Work to be completed
What follows is a set of entries. Give them again exactly, without the pictures.

═════ Extracted records

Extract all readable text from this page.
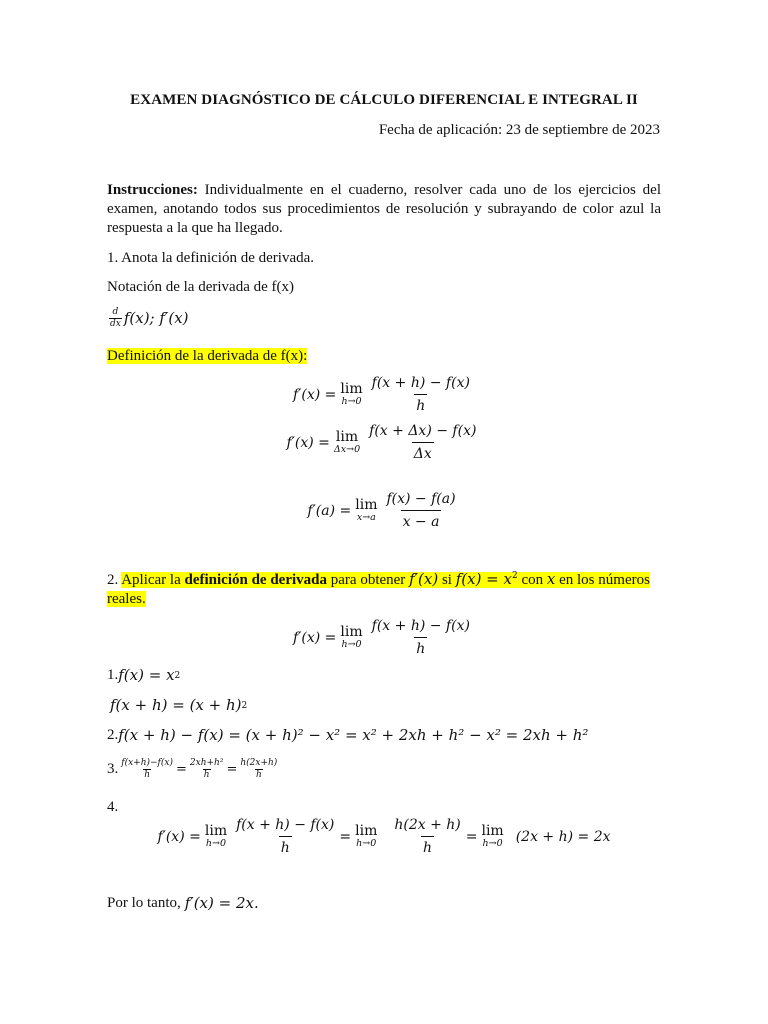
EXAMEN DIAGNÓSTICO DE CÁLCULO DIFERENCIAL E INTEGRAL II
Fecha de aplicación: 23 de septiembre de 2023
Instrucciones: Individualmente en el cuaderno, resolver cada uno de los ejercicios del examen, anotando todos sus procedimientos de resolución y subrayando de color azul la respuesta a la que ha llegado.
1. Anota la definición de derivada.
Notación de la derivada de f(x)
$\frac{d}{dx} f(x)$; f′(x)
Definición de la derivada de f(x):
f′(x) = lim
$h\to 0 \frac{f(x + h) - f(x)}{h}$
f′(x) = lim
$\Delta x\to 0 \frac{f(x + \Delta x) - f(x)}{\Delta x}$
f′(a) = lim
$x\to a \frac{f(x) - f(a)}{x - a}$
2. Aplicar la definición de derivada para obtener f′(x) si $f(x) = x^2$ con x en los números
reales.
f′(x) = lim
$h\to 0 \frac{f(x + h) - f(x)}{h}$
1. f(x) = x 2
f(x + h) = (x + h) 2
2. f(x + h) − f(x) = (x + h)² − x² = x² + 2xh + h² − x² = 2xh + h²
3. $\frac{f(x+h)-f(x)}{h} = \frac{\text{2xh+h²}}{h} = \frac{h(2x+h)}{h}$
4.
f′(x) = lim
$h\to 0 \frac{f(x + h) - f(x)}{h} = \lim$
$h\to 0 \frac{h(2x + h)}{h} = \lim$
h→0 (2x + h) = 2x
Por lo tanto, f′(x) = 2x.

══════════

Output
Extract all readable text from this page.
EXAMEN DIAGNÓSTICO DE CÁLCULO DIFERENCIAL E INTEGRAL II
Fecha de aplicación: 23 de septiembre de 2023
Instrucciones: Individualmente en el cuaderno, resolver cada uno de los ejercicios del examen, anotando todos sus procedimientos de resolución y subrayando de color azul la respuesta a la que ha llegado.
1. Anota la definición de derivada.
Notación de la derivada de f(x)
$\frac{d}{dx} f(x)$; f′(x)
Definición de la derivada de f(x):
f′(x) = lim
$h\to 0 \frac{f(x + h) - f(x)}{h}$
f′(x) = lim
$\Delta x\to 0 \frac{f(x + \Delta x) - f(x)}{\Delta x}$
f′(a) = lim
$x\to a \frac{f(x) - f(a)}{x - a}$
2. Aplicar la definición de derivada para obtener f′(x) si $f(x) = x^2$ con x en los números
reales.
f′(x) = lim
$h\to 0 \frac{f(x + h) - f(x)}{h}$
1. f(x) = x 2
f(x + h) = (x + h) 2
2. f(x + h) − f(x) = (x + h)² − x² = x² + 2xh + h² − x² = 2xh + h²
3. $\frac{f(x+h)-f(x)}{h} = \frac{\text{2xh+h²}}{h} = \frac{h(2x+h)}{h}$
4.
f′(x) = lim
$h\to 0 \frac{f(x + h) - f(x)}{h} = \lim$
$h\to 0 \frac{h(2x + h)}{h} = \lim$
h→0 (2x + h) = 2x
Por lo tanto, f′(x) = 2x.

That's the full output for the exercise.